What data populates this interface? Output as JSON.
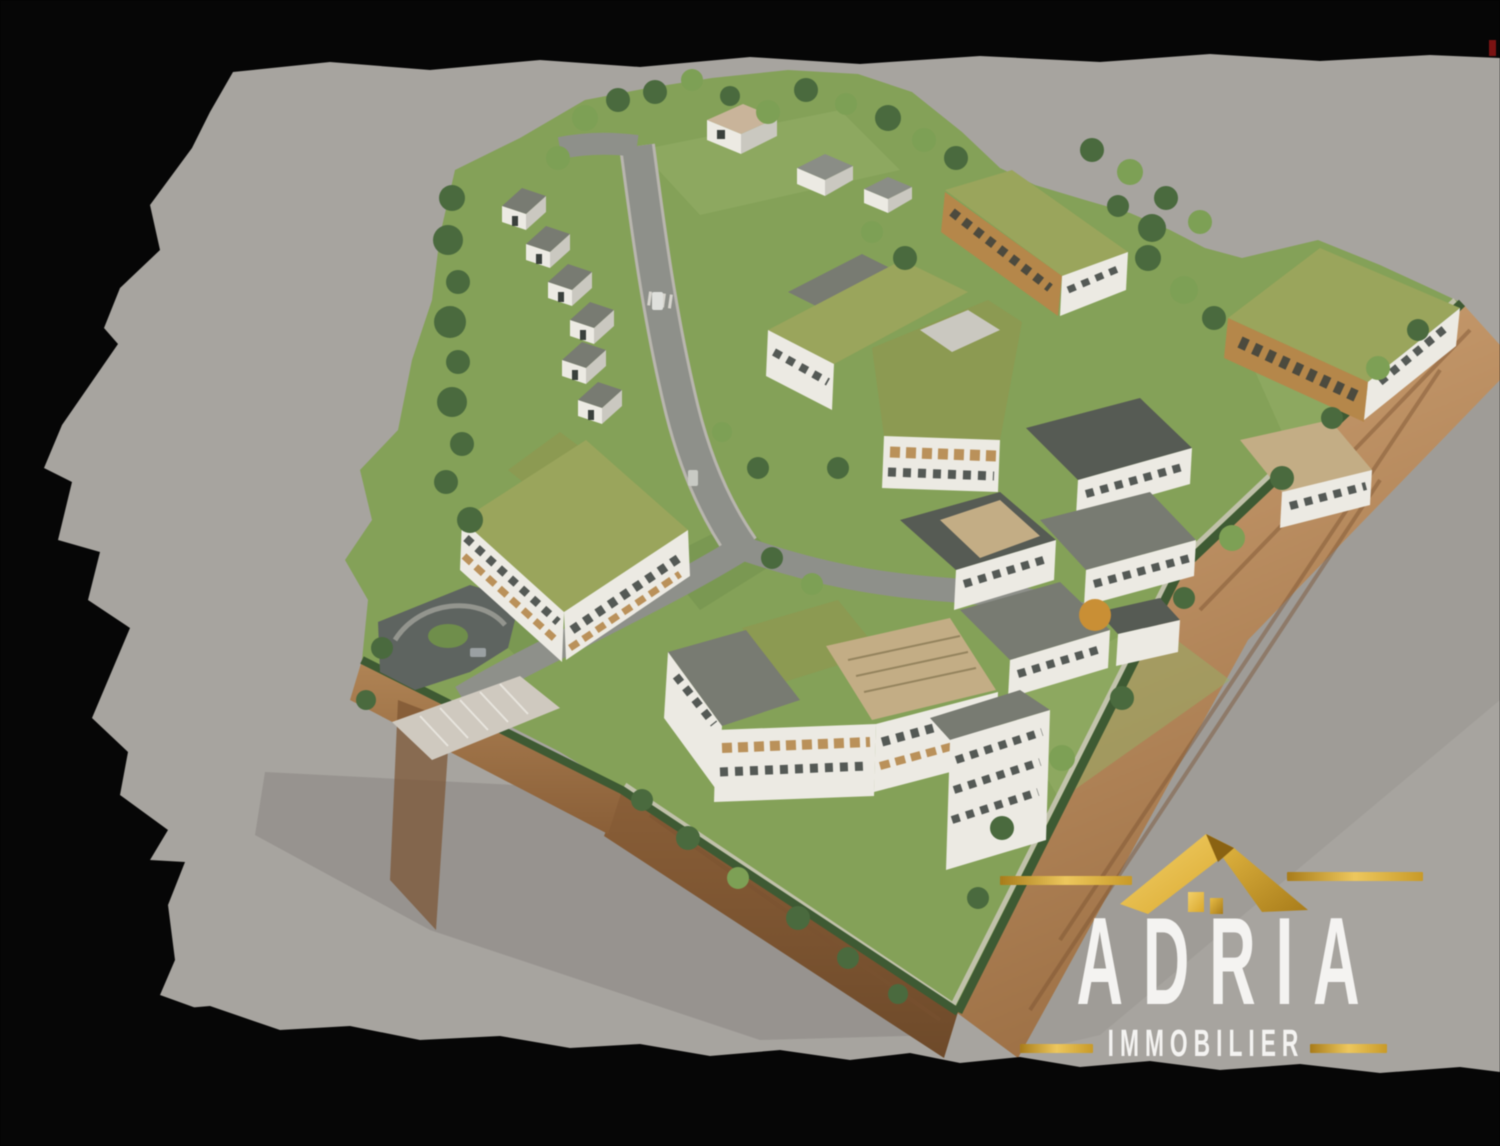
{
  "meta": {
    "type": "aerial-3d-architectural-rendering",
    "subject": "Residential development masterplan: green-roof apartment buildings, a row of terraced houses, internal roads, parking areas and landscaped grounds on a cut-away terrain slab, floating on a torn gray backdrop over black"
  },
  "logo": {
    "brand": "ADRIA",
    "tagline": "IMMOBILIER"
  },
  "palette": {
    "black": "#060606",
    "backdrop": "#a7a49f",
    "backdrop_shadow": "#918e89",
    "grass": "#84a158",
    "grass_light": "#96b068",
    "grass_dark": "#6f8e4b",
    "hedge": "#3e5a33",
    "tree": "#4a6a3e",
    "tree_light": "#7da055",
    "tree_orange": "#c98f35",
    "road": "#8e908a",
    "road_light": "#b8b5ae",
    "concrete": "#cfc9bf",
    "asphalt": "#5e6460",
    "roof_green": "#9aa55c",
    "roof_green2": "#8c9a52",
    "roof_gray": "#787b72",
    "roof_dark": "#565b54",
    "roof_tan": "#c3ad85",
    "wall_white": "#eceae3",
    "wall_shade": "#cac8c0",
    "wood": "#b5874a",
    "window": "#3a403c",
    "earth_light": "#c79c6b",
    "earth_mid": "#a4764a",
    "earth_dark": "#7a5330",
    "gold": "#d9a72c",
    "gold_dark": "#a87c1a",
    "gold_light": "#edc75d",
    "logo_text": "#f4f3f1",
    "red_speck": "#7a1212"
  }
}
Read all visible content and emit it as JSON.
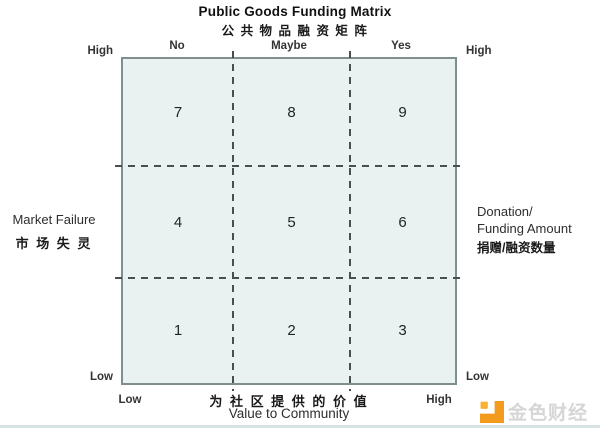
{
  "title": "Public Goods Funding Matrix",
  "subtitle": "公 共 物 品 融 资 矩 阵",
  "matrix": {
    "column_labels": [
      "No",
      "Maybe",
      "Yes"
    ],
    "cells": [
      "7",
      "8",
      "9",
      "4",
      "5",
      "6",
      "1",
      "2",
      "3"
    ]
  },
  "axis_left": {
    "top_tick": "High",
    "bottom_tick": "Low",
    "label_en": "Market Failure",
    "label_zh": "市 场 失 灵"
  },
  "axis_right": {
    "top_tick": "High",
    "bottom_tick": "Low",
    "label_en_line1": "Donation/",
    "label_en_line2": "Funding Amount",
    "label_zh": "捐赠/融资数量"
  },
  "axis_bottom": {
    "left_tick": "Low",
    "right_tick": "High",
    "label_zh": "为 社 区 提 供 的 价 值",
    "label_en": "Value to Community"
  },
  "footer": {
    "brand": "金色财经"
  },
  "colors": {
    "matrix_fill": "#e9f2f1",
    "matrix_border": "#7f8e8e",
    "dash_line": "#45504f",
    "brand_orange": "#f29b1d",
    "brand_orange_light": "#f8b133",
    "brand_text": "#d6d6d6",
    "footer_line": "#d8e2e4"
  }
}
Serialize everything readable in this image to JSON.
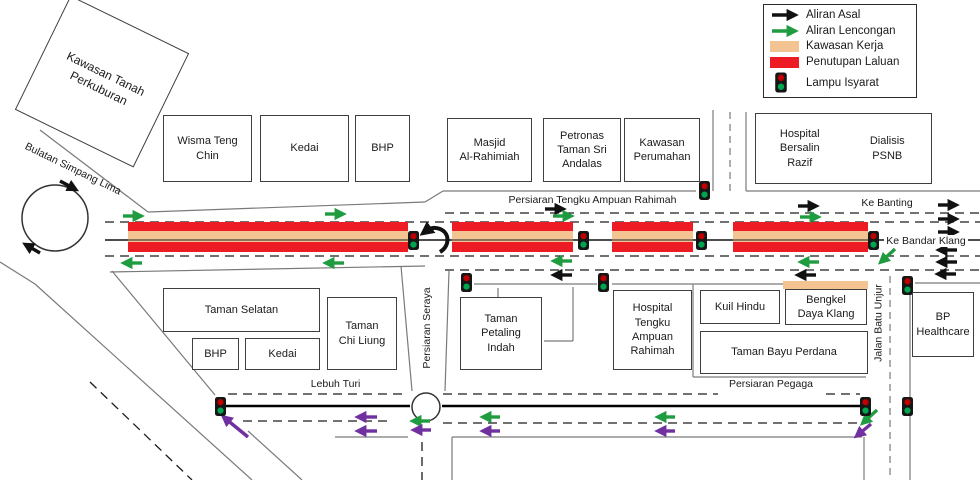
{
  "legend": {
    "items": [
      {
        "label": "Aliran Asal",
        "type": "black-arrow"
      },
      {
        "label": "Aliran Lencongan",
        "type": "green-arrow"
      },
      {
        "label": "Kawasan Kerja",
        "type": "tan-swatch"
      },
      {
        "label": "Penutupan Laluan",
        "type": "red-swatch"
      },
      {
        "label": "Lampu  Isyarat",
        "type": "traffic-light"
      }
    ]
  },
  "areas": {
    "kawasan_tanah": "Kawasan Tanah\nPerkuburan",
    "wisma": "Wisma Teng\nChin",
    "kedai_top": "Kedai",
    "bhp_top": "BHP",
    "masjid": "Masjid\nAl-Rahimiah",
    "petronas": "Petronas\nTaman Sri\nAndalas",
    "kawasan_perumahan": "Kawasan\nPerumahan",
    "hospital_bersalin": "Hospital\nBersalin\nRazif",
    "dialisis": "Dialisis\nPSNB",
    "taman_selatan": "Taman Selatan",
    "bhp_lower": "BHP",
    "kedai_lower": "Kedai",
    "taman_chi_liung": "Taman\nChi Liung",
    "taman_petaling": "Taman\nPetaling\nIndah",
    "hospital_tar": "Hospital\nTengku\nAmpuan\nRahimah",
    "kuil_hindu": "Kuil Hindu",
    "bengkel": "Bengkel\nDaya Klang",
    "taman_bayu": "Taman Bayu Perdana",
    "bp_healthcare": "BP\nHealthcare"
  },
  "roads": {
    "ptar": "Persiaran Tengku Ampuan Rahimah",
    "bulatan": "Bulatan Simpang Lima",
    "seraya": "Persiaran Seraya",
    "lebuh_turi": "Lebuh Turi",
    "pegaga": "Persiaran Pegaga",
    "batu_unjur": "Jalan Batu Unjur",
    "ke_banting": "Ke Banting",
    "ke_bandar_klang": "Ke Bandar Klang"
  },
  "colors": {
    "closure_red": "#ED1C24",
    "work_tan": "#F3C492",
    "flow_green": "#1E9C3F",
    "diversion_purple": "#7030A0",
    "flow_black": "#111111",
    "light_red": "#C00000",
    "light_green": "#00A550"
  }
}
——————
What you have to do — Gather from the records above every line containing the string "Persiaran".

Result of this task —
    "ptar": "Persiaran Tengku Ampuan Rahimah",
    "seraya": "Persiaran Seraya",
    "pegaga": "Persiaran Pegaga",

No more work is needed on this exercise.